[Start of TASK INPUT]
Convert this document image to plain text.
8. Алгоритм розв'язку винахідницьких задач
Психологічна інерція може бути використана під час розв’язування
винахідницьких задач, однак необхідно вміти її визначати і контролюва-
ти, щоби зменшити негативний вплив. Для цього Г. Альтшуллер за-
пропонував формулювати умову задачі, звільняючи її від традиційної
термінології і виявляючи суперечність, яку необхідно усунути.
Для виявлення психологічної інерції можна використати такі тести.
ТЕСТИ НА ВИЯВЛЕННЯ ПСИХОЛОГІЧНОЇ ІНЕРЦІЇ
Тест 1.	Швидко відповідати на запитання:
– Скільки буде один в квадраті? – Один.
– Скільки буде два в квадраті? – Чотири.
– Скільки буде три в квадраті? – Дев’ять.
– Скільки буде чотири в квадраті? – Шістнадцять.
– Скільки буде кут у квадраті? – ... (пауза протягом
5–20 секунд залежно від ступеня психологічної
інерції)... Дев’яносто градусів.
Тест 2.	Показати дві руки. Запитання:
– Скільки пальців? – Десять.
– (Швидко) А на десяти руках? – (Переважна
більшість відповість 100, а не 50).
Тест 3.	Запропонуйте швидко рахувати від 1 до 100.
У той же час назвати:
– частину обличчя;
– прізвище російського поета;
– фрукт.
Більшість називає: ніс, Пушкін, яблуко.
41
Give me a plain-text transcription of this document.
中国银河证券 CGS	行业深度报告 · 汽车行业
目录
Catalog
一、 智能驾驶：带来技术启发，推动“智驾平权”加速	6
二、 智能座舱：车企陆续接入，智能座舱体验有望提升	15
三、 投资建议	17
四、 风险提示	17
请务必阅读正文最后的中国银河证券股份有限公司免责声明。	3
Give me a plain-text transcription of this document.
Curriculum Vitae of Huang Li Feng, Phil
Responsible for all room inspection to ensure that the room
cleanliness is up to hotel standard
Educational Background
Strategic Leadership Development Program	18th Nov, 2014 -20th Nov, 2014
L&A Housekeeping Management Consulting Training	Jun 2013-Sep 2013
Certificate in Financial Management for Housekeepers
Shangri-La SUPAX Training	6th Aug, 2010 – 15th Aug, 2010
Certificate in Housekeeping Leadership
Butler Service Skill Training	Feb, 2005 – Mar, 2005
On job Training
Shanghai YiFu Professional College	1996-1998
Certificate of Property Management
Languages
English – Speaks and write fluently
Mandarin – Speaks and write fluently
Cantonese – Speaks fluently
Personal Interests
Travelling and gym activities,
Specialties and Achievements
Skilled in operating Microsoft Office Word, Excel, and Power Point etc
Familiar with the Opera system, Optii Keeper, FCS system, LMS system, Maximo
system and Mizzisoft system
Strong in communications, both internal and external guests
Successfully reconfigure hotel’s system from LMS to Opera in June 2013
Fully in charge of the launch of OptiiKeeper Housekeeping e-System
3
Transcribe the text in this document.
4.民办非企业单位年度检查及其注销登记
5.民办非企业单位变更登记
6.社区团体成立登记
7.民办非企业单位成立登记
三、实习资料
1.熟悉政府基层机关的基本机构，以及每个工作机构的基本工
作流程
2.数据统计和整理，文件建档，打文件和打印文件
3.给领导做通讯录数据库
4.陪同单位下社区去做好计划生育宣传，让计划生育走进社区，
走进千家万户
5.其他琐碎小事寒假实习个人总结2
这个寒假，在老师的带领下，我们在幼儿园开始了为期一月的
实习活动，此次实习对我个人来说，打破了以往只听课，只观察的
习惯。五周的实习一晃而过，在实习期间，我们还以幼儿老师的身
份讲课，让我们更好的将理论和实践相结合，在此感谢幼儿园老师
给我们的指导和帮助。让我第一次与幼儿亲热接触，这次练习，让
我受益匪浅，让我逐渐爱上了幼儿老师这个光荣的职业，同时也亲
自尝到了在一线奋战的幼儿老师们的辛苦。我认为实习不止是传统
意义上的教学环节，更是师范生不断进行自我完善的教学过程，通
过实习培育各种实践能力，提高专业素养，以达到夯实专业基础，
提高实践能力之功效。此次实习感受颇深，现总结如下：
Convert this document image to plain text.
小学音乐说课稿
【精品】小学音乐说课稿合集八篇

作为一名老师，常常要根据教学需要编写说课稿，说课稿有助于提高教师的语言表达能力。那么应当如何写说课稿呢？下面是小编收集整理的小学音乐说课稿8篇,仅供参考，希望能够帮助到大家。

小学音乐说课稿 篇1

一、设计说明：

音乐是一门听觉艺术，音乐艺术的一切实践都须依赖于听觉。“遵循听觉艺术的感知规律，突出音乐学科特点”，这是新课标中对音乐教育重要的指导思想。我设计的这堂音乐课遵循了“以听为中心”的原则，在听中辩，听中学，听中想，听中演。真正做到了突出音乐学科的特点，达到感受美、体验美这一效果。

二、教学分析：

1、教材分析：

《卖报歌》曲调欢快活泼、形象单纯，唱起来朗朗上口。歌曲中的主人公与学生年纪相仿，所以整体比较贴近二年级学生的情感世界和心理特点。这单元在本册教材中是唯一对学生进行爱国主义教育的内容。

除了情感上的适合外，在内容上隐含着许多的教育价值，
[End of TASK INPUT]
• _REQUIRED WORK_
Pull out all lines in the data above that include "hotel".

• _RESULT OF THIS EXERCISE_
cleanliness is up to hotel standard
Successfully reconfigure hotel’s system from LMS to Opera in June 2013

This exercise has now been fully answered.